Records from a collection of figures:
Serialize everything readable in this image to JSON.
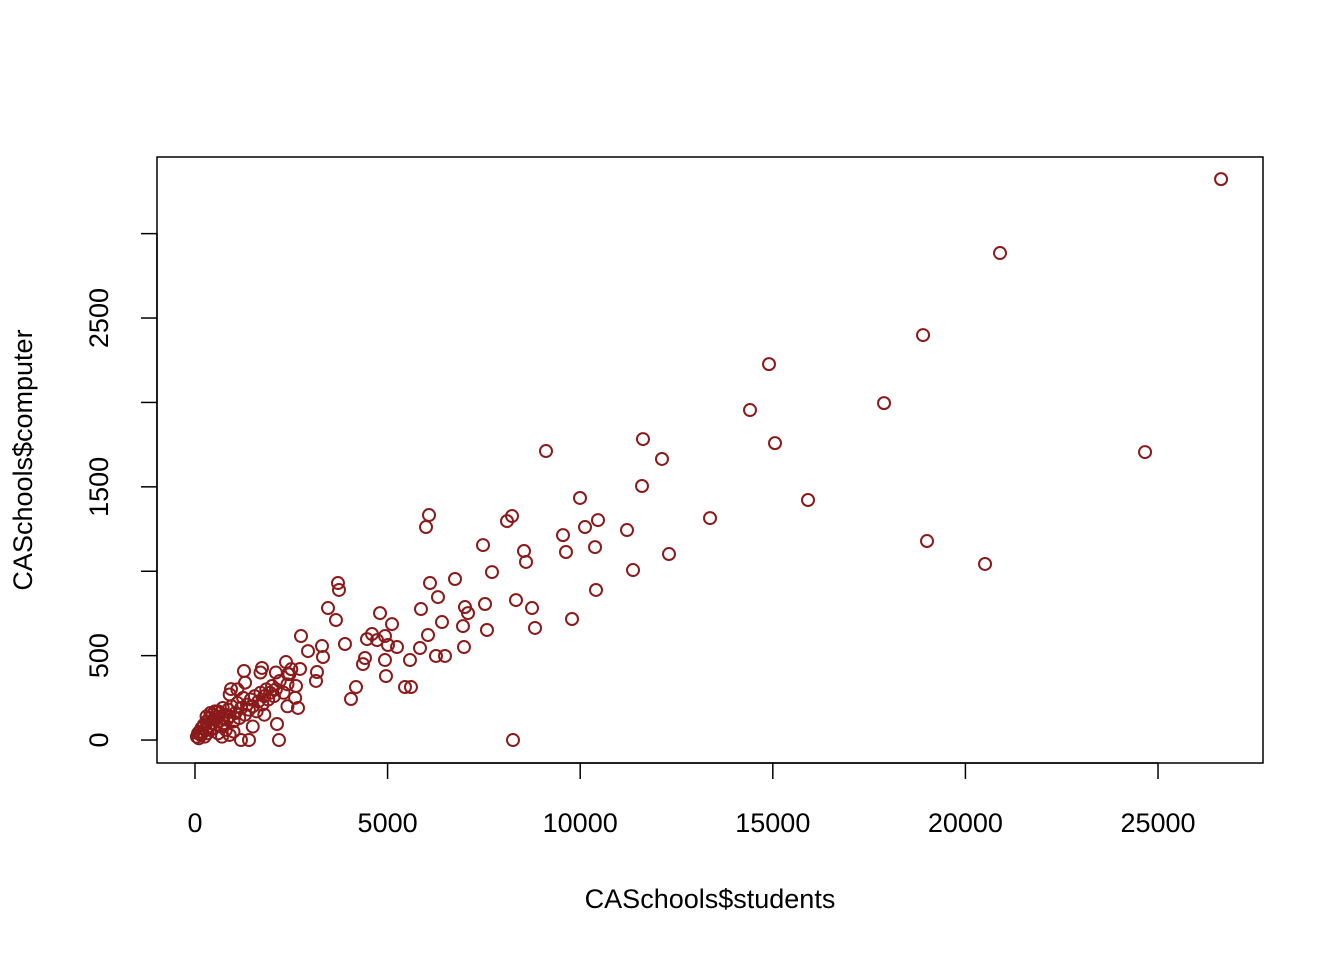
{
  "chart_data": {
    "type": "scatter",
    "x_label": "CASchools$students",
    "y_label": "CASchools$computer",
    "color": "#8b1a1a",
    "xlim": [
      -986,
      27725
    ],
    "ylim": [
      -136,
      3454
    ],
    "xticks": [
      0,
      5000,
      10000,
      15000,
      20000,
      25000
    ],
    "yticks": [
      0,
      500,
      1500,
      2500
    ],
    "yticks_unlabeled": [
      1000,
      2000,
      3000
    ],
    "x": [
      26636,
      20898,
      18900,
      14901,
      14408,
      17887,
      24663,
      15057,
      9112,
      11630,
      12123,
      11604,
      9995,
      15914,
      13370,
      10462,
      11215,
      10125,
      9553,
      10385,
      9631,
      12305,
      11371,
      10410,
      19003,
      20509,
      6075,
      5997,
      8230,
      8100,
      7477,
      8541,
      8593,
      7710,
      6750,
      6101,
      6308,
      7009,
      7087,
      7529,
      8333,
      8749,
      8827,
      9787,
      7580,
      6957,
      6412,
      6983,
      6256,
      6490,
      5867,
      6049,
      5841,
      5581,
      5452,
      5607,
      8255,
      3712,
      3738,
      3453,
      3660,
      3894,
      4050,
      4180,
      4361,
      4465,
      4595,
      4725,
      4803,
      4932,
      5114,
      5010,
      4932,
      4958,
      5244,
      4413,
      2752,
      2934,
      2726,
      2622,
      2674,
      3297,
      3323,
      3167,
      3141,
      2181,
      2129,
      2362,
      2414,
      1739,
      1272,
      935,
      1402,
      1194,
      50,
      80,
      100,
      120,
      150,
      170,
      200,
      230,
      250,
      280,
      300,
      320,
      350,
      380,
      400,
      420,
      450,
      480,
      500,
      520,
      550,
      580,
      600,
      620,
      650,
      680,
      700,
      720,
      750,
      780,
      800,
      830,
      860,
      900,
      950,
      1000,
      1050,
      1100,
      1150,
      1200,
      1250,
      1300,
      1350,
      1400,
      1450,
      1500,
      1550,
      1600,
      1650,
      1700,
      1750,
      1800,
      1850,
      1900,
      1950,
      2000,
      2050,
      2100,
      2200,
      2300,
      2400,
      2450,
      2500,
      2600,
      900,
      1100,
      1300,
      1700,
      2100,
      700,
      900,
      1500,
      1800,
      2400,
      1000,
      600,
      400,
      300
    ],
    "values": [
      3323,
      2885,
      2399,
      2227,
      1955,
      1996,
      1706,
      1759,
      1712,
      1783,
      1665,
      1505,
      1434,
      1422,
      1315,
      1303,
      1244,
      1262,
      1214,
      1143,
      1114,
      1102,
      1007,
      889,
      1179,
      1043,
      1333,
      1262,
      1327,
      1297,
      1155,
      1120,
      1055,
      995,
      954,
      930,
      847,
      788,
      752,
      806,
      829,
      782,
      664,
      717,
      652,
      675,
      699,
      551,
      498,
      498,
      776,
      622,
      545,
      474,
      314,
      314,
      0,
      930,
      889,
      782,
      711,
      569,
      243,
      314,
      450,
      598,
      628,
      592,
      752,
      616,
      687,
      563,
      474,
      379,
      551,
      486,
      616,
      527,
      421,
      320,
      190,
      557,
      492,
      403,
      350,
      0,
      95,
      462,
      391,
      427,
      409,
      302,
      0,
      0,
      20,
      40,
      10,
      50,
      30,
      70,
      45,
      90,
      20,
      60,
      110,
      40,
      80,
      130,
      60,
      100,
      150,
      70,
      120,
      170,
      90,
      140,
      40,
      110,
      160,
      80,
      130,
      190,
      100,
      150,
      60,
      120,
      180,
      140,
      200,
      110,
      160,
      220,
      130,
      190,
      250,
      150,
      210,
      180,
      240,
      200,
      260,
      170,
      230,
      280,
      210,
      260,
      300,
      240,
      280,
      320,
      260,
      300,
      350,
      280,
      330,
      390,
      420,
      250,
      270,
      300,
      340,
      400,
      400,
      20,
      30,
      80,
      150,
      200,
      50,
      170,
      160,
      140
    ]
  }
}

Exercise details>
Copy all the entries word for word. Omit any pictures.

Correct result>
Serialize everything readable in this image to JSON.
{
  "chart_data": {
    "type": "scatter",
    "x_label": "CASchools$students",
    "y_label": "CASchools$computer",
    "color": "#8b1a1a",
    "xlim": [
      -986,
      27725
    ],
    "ylim": [
      -136,
      3454
    ],
    "xticks": [
      0,
      5000,
      10000,
      15000,
      20000,
      25000
    ],
    "yticks": [
      0,
      500,
      1500,
      2500
    ],
    "yticks_unlabeled": [
      1000,
      2000,
      3000
    ],
    "x": [
      26636,
      20898,
      18900,
      14901,
      14408,
      17887,
      24663,
      15057,
      9112,
      11630,
      12123,
      11604,
      9995,
      15914,
      13370,
      10462,
      11215,
      10125,
      9553,
      10385,
      9631,
      12305,
      11371,
      10410,
      19003,
      20509,
      6075,
      5997,
      8230,
      8100,
      7477,
      8541,
      8593,
      7710,
      6750,
      6101,
      6308,
      7009,
      7087,
      7529,
      8333,
      8749,
      8827,
      9787,
      7580,
      6957,
      6412,
      6983,
      6256,
      6490,
      5867,
      6049,
      5841,
      5581,
      5452,
      5607,
      8255,
      3712,
      3738,
      3453,
      3660,
      3894,
      4050,
      4180,
      4361,
      4465,
      4595,
      4725,
      4803,
      4932,
      5114,
      5010,
      4932,
      4958,
      5244,
      4413,
      2752,
      2934,
      2726,
      2622,
      2674,
      3297,
      3323,
      3167,
      3141,
      2181,
      2129,
      2362,
      2414,
      1739,
      1272,
      935,
      1402,
      1194,
      50,
      80,
      100,
      120,
      150,
      170,
      200,
      230,
      250,
      280,
      300,
      320,
      350,
      380,
      400,
      420,
      450,
      480,
      500,
      520,
      550,
      580,
      600,
      620,
      650,
      680,
      700,
      720,
      750,
      780,
      800,
      830,
      860,
      900,
      950,
      1000,
      1050,
      1100,
      1150,
      1200,
      1250,
      1300,
      1350,
      1400,
      1450,
      1500,
      1550,
      1600,
      1650,
      1700,
      1750,
      1800,
      1850,
      1900,
      1950,
      2000,
      2050,
      2100,
      2200,
      2300,
      2400,
      2450,
      2500,
      2600,
      900,
      1100,
      1300,
      1700,
      2100,
      700,
      900,
      1500,
      1800,
      2400,
      1000,
      600,
      400,
      300
    ],
    "values": [
      3323,
      2885,
      2399,
      2227,
      1955,
      1996,
      1706,
      1759,
      1712,
      1783,
      1665,
      1505,
      1434,
      1422,
      1315,
      1303,
      1244,
      1262,
      1214,
      1143,
      1114,
      1102,
      1007,
      889,
      1179,
      1043,
      1333,
      1262,
      1327,
      1297,
      1155,
      1120,
      1055,
      995,
      954,
      930,
      847,
      788,
      752,
      806,
      829,
      782,
      664,
      717,
      652,
      675,
      699,
      551,
      498,
      498,
      776,
      622,
      545,
      474,
      314,
      314,
      0,
      930,
      889,
      782,
      711,
      569,
      243,
      314,
      450,
      598,
      628,
      592,
      752,
      616,
      687,
      563,
      474,
      379,
      551,
      486,
      616,
      527,
      421,
      320,
      190,
      557,
      492,
      403,
      350,
      0,
      95,
      462,
      391,
      427,
      409,
      302,
      0,
      0,
      20,
      40,
      10,
      50,
      30,
      70,
      45,
      90,
      20,
      60,
      110,
      40,
      80,
      130,
      60,
      100,
      150,
      70,
      120,
      170,
      90,
      140,
      40,
      110,
      160,
      80,
      130,
      190,
      100,
      150,
      60,
      120,
      180,
      140,
      200,
      110,
      160,
      220,
      130,
      190,
      250,
      150,
      210,
      180,
      240,
      200,
      260,
      170,
      230,
      280,
      210,
      260,
      300,
      240,
      280,
      320,
      260,
      300,
      350,
      280,
      330,
      390,
      420,
      250,
      270,
      300,
      340,
      400,
      400,
      20,
      30,
      80,
      150,
      200,
      50,
      170,
      160,
      140
    ]
  }
}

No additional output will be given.